**WORK TO COMPLETE**. Collect all lines containing the word "camera" from the data.

(Collected data)
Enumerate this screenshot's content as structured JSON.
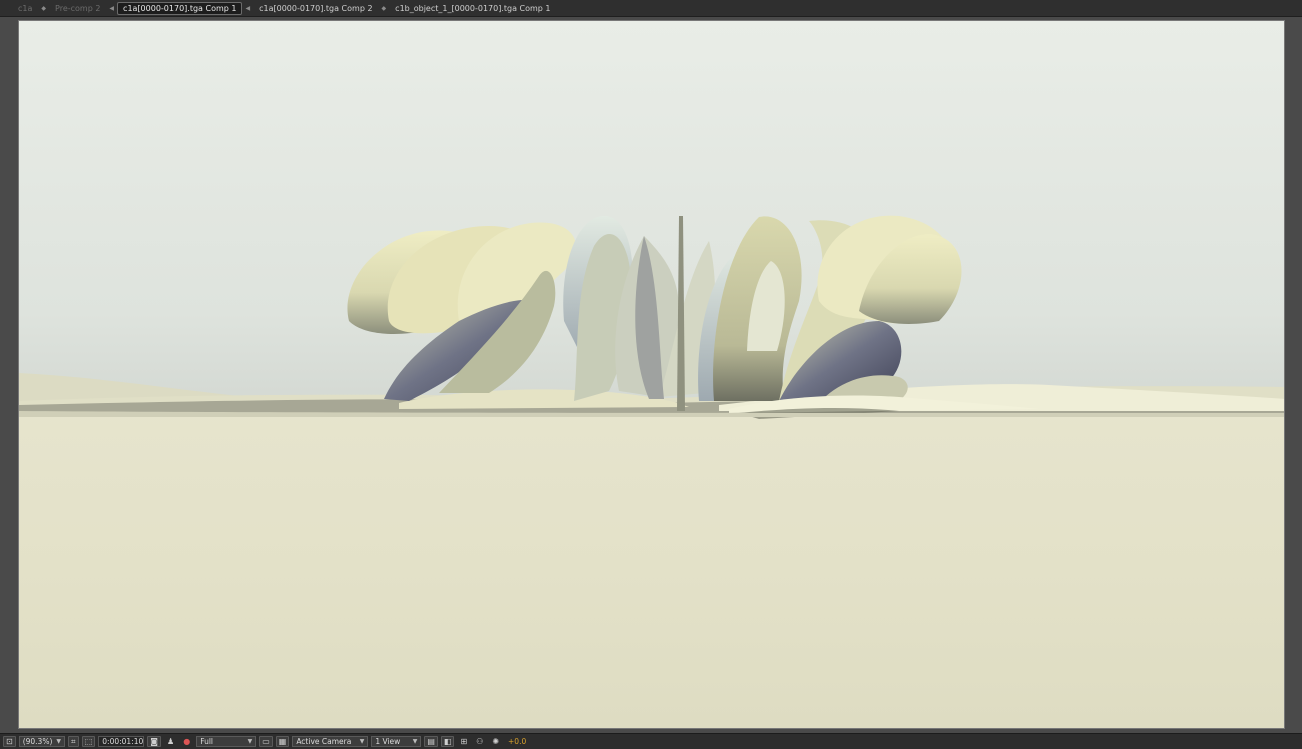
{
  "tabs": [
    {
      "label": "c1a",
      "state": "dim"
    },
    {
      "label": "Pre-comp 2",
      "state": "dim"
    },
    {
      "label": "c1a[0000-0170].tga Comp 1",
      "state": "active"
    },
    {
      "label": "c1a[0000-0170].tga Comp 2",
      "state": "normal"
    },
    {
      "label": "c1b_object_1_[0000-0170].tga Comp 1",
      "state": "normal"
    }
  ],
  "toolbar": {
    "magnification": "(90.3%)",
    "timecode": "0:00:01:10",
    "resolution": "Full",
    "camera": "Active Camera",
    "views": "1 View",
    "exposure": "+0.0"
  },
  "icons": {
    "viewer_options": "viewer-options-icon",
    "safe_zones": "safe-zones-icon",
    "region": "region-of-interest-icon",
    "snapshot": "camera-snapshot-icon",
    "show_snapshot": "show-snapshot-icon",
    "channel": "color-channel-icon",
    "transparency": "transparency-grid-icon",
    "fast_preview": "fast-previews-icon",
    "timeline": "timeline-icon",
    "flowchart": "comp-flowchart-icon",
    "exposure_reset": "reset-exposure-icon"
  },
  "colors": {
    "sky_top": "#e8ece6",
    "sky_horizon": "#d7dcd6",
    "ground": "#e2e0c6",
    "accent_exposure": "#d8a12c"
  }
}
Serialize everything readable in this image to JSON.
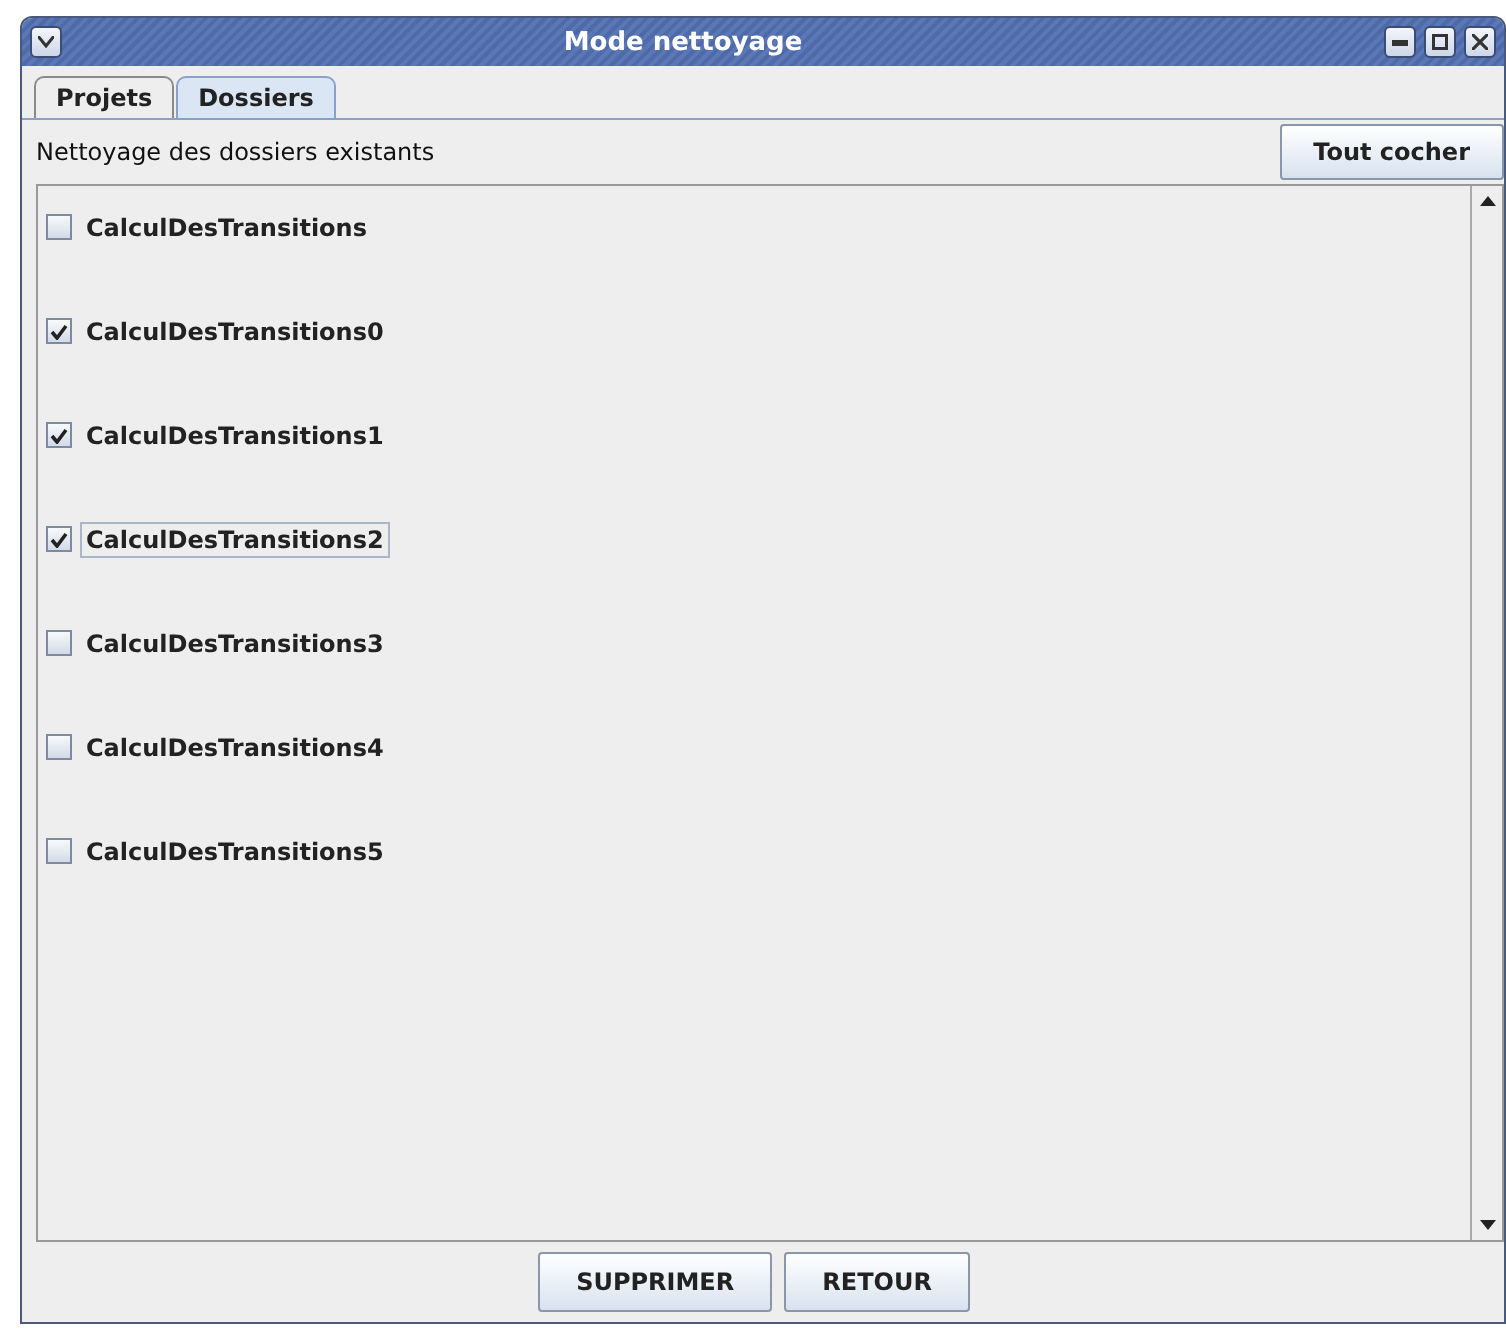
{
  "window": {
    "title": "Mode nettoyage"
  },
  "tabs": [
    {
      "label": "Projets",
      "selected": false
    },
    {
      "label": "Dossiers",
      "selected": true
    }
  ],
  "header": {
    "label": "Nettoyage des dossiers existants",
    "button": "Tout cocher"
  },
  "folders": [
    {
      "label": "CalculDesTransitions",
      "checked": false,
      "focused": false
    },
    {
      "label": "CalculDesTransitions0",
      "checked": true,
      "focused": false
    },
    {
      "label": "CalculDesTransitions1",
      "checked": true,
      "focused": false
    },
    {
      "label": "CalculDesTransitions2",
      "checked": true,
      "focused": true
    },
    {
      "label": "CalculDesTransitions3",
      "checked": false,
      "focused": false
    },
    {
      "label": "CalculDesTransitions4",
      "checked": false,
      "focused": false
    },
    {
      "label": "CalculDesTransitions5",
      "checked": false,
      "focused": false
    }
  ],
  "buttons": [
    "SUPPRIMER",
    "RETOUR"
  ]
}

...

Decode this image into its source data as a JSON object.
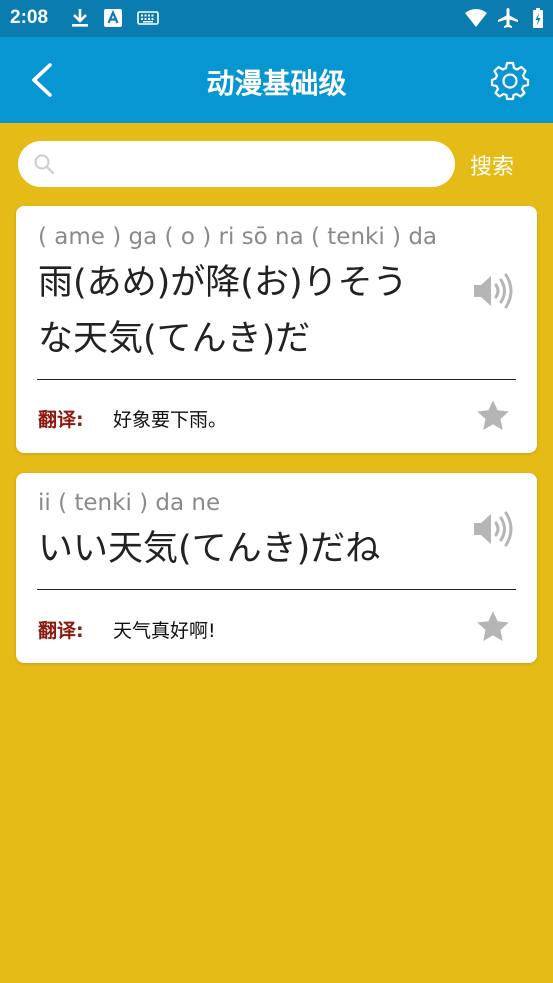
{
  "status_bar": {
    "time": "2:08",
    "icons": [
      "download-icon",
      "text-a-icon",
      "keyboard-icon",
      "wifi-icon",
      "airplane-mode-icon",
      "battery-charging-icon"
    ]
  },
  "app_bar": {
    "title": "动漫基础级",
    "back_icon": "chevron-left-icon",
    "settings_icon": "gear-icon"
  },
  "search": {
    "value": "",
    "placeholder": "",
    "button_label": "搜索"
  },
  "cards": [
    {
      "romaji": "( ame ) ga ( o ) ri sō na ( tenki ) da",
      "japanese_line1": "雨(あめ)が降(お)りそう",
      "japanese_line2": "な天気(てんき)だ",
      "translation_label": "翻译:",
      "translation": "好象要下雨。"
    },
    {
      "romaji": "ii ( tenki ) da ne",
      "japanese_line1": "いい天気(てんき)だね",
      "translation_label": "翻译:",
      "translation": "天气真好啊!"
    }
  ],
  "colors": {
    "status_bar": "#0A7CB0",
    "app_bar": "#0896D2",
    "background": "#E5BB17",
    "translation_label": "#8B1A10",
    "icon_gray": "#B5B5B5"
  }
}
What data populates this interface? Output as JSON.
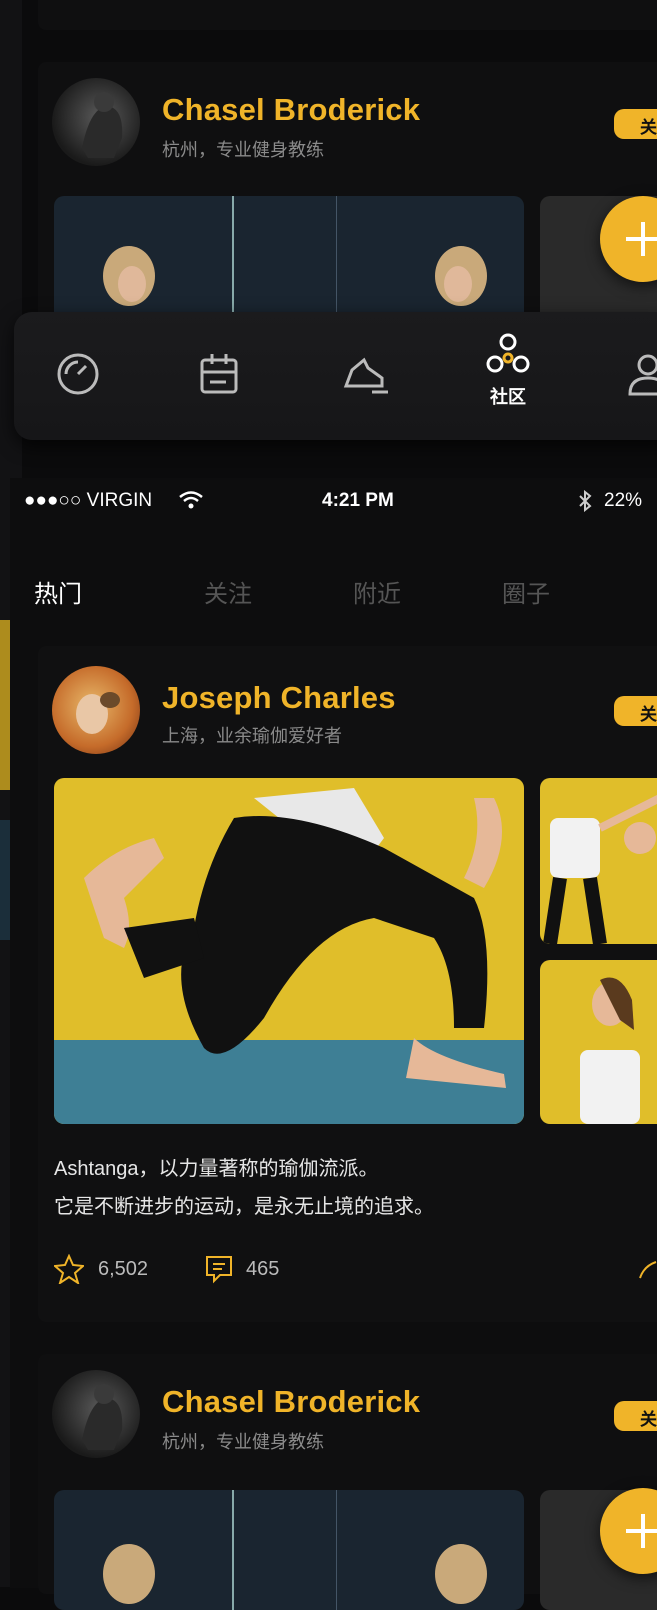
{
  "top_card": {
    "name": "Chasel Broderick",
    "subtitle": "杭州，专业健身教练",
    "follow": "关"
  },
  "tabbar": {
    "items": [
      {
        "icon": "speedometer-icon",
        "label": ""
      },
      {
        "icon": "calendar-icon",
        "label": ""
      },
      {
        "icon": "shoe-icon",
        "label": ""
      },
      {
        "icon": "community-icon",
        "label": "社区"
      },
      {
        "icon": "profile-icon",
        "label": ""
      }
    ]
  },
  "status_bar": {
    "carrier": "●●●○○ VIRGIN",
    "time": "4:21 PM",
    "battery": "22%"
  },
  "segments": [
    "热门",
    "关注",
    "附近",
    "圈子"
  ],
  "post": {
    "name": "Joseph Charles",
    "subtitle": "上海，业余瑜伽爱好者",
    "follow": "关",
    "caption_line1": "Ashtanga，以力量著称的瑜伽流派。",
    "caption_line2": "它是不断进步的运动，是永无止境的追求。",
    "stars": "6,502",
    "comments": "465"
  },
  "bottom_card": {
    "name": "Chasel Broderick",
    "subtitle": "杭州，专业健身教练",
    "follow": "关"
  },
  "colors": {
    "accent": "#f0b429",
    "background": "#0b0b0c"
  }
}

==

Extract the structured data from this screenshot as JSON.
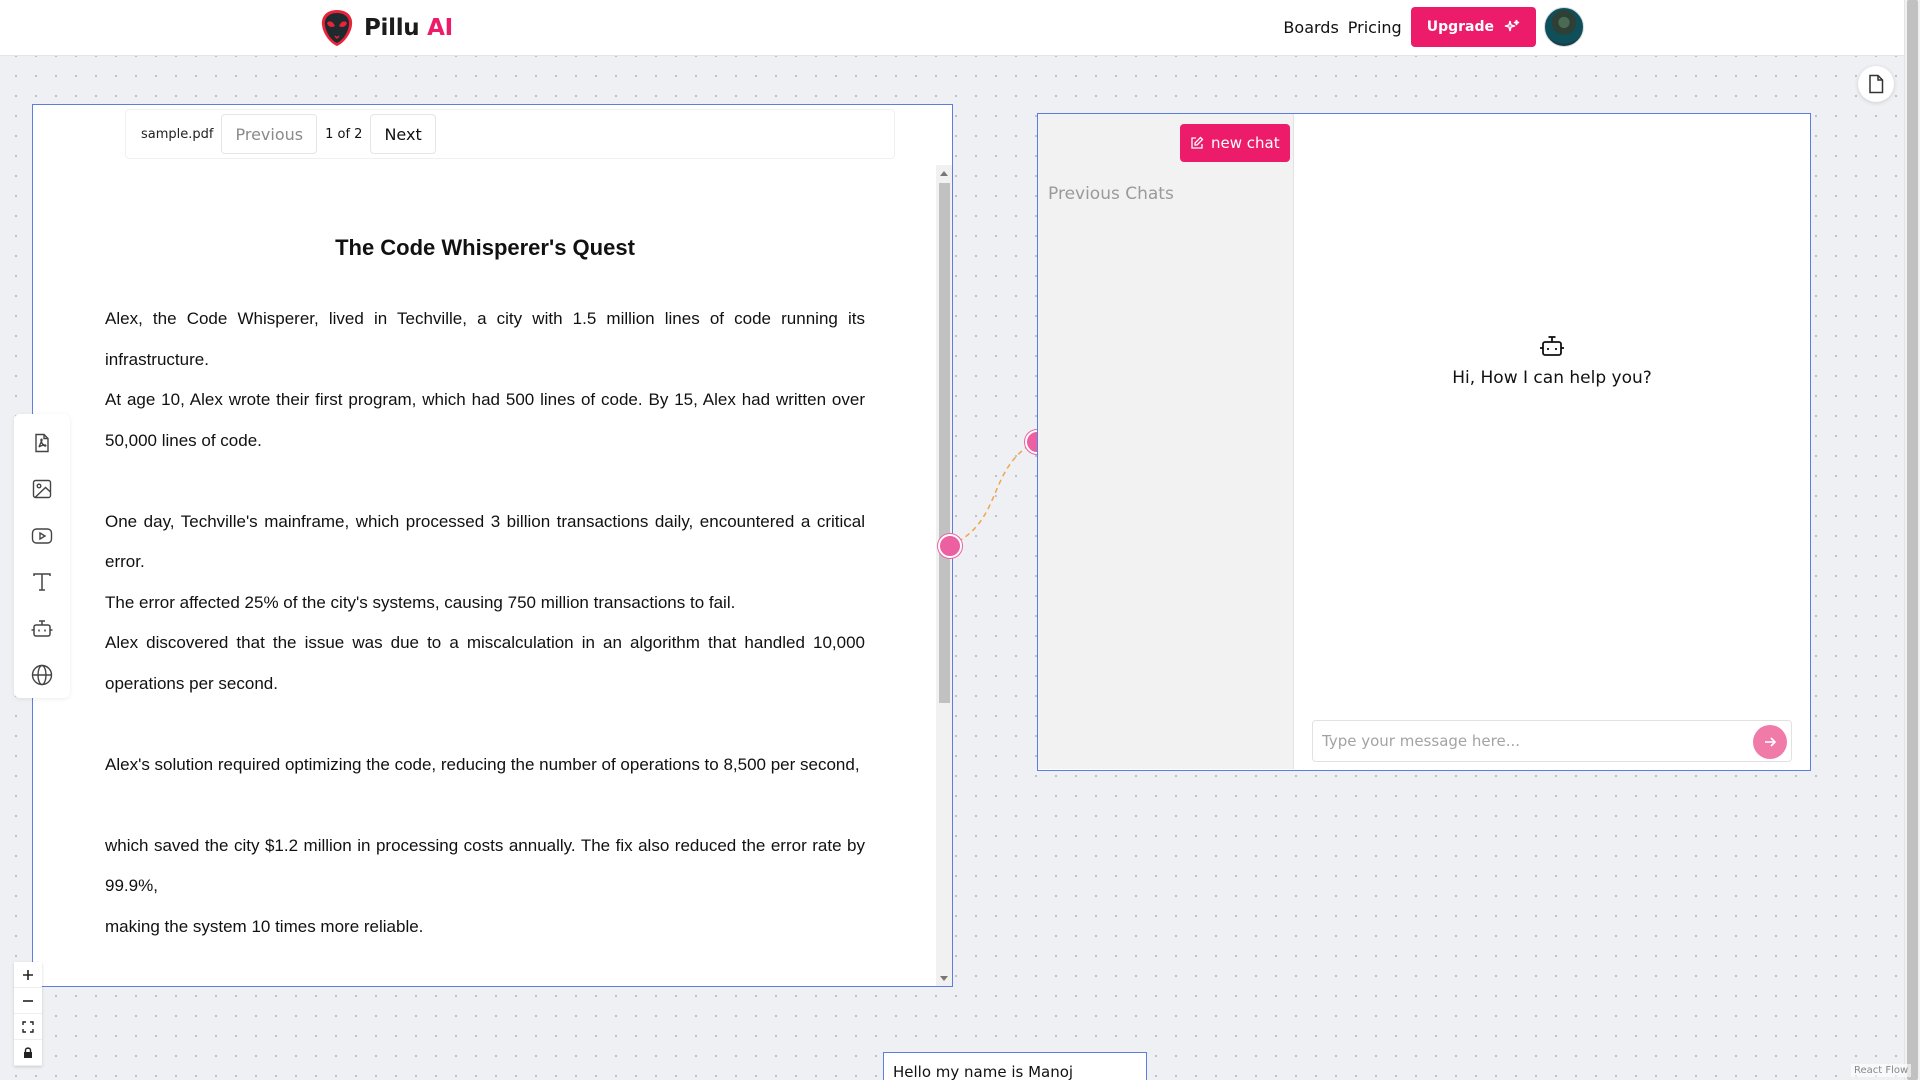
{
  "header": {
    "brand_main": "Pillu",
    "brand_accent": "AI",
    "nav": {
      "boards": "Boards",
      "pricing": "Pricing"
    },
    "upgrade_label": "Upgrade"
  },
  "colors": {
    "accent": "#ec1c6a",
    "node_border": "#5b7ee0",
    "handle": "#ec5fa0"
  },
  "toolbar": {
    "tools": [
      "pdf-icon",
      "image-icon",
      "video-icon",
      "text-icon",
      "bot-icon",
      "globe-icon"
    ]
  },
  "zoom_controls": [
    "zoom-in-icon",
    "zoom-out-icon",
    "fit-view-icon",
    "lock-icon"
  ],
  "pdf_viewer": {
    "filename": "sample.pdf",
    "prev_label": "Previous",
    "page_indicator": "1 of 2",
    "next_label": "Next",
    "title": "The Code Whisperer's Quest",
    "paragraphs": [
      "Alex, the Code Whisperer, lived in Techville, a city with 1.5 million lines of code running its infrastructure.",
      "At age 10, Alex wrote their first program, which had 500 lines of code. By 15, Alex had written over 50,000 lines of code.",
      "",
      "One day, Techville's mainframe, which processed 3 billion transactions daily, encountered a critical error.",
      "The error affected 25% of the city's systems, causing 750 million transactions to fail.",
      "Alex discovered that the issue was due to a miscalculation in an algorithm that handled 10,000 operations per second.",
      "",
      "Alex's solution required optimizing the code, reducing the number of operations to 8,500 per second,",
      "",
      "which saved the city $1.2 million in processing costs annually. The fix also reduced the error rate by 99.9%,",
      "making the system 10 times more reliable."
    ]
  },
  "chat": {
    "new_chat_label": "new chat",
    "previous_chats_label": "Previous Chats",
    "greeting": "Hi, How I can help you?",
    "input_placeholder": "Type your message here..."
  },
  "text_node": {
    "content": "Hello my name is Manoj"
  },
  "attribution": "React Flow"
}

**EXERCISE SOLUTION**.
    "camera": "Active Camera",
    "snapshot": "camera-snapshot-icon",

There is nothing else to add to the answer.